_Do this_
Which lines contain the word "生物多样性的间接价值明显大于它的直接价值"? Return each of them as written.

_Dataset content_
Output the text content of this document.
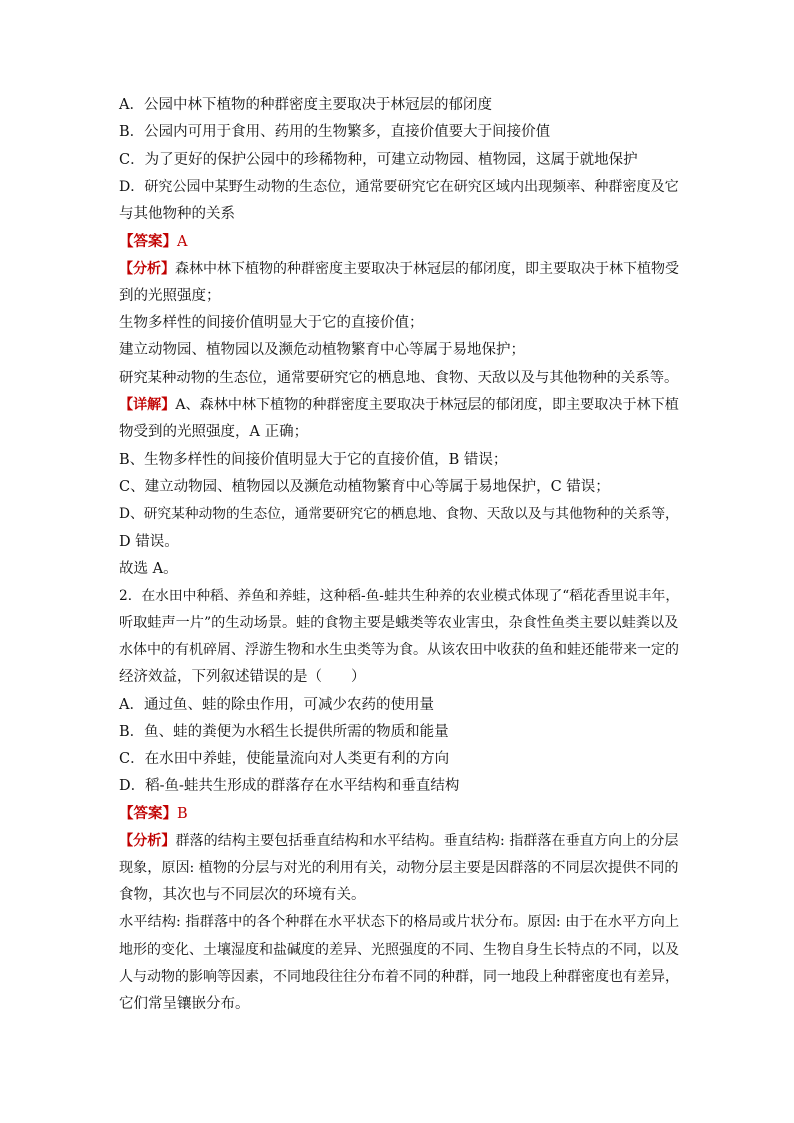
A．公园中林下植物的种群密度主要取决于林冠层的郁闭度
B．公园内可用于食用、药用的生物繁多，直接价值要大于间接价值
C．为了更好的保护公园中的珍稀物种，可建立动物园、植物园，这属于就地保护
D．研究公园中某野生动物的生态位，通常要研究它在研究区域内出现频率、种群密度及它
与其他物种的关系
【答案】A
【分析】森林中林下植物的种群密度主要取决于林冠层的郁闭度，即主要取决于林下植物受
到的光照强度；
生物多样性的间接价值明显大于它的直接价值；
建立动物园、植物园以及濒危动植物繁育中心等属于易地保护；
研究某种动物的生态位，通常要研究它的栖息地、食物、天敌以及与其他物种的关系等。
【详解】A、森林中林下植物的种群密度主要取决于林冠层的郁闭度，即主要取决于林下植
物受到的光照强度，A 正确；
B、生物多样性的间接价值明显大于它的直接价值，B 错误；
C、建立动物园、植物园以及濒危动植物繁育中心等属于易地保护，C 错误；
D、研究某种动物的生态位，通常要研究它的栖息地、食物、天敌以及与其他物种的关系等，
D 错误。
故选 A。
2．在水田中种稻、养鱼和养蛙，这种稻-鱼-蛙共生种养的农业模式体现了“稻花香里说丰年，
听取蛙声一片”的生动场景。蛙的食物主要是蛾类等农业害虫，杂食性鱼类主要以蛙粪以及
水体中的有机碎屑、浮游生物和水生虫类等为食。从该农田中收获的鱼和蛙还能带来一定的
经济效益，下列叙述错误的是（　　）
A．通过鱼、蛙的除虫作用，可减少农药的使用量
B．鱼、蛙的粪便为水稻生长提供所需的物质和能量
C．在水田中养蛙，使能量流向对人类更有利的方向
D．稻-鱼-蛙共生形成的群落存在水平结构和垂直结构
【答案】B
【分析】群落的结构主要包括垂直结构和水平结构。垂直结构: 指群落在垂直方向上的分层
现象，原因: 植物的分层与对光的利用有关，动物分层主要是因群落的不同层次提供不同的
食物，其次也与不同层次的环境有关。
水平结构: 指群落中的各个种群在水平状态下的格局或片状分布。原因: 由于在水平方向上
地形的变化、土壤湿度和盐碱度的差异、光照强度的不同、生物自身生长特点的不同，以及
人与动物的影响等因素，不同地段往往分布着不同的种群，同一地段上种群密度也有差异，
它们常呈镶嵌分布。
--
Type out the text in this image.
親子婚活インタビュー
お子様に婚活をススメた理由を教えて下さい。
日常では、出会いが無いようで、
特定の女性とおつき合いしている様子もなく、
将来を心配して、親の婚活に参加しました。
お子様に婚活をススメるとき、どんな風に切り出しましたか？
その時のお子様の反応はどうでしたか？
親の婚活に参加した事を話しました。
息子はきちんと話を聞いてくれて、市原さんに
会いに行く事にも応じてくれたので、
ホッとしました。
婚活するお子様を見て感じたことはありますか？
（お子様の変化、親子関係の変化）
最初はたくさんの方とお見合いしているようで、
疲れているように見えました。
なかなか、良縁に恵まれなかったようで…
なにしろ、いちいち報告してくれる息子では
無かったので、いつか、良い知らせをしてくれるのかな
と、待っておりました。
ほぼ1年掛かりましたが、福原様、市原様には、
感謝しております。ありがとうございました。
---
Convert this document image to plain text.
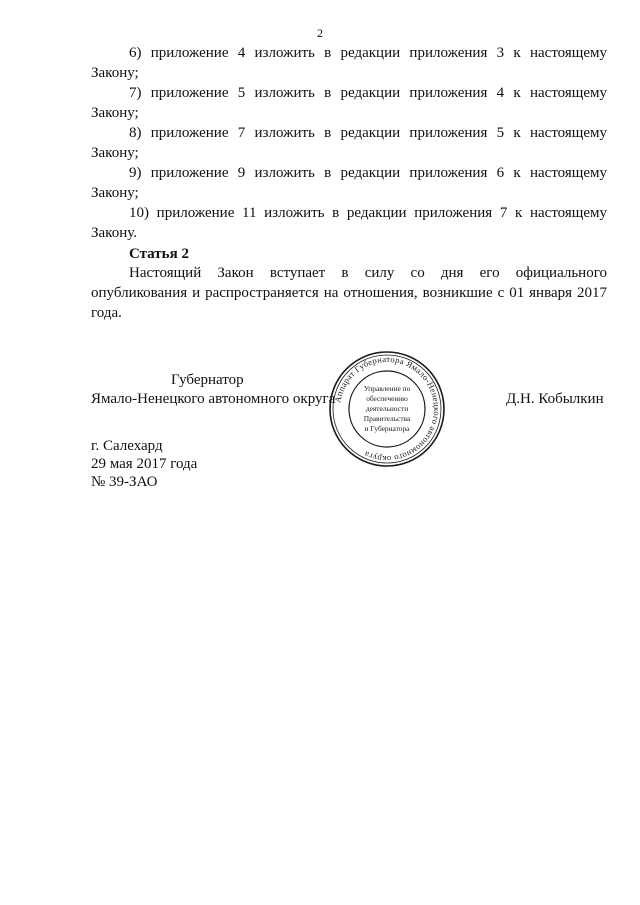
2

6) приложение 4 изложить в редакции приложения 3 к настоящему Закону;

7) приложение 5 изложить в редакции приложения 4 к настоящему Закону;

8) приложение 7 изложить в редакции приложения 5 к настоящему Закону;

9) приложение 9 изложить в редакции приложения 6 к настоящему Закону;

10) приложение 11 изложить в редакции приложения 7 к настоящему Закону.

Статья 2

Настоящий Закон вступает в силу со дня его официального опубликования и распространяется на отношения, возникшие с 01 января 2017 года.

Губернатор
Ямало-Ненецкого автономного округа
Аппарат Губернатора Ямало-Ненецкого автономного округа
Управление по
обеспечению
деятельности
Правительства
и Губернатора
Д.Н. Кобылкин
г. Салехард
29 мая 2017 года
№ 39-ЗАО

_Response_
生物多样性的间接价值明显大于它的直接价值；
B、生物多样性的间接价值明显大于它的直接价值，B 错误；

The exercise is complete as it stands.